Records to use =
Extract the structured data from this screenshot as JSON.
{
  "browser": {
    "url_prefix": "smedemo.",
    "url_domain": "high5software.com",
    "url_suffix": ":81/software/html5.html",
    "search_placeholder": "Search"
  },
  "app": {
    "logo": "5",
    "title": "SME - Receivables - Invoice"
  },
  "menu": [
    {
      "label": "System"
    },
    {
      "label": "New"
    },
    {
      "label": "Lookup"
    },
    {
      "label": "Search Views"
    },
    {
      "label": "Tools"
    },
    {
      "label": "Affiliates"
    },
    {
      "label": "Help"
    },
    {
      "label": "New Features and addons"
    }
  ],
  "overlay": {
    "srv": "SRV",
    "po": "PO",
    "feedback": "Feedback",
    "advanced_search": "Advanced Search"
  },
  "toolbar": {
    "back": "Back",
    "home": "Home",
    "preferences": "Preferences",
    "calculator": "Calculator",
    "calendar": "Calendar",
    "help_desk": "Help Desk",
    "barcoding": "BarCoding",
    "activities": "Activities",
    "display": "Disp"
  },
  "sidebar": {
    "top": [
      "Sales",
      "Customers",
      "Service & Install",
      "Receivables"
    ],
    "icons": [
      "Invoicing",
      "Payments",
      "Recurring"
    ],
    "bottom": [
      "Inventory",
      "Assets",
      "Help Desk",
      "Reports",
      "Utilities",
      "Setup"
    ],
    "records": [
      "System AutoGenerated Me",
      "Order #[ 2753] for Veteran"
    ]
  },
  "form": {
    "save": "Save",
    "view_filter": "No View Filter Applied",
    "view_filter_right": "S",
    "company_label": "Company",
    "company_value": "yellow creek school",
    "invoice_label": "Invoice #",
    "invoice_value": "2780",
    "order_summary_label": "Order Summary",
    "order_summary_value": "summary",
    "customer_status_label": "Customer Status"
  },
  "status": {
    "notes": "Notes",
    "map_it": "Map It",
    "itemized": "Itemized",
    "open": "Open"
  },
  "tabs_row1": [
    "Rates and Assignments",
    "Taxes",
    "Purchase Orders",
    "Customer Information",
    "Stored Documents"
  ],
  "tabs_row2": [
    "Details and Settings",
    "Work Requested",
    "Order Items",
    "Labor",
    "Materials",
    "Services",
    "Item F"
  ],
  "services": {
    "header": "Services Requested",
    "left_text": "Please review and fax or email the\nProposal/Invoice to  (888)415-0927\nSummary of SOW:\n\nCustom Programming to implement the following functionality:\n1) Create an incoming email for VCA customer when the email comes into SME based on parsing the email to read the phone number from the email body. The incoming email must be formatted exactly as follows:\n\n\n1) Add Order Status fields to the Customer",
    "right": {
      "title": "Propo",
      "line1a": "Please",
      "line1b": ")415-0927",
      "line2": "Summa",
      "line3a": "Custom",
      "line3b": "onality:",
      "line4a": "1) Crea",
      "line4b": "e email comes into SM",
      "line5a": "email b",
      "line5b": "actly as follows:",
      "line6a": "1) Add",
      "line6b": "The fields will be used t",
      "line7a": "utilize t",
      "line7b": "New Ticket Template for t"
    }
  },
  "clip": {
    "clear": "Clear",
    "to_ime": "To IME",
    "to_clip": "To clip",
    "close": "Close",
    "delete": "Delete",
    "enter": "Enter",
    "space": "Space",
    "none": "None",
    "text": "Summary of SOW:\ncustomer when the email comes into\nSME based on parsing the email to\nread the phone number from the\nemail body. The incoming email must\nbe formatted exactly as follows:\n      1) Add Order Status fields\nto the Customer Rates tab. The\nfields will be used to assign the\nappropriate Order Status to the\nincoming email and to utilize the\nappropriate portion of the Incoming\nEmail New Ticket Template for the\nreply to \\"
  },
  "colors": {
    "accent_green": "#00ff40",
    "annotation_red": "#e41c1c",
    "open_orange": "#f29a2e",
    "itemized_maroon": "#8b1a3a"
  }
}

Given exercise = Gather every line from the entries above where the word "used" appears, and copy them.

Result of the task =
      "line6b": "The fields will be used t",
    "text": "Summary of SOW:\ncustomer when the email comes into\nSME based on parsing the email to\nread the phone number from the\nemail body. The incoming email must\nbe formatted exactly as follows:\n      1) Add Order Status fields\nto the Customer Rates tab. The\nfields will be used to assign the\nappropriate Order Status to the\nincoming email and to utilize the\nappropriate portion of the Incoming\nEmail New Ticket Template for the\nreply to \\"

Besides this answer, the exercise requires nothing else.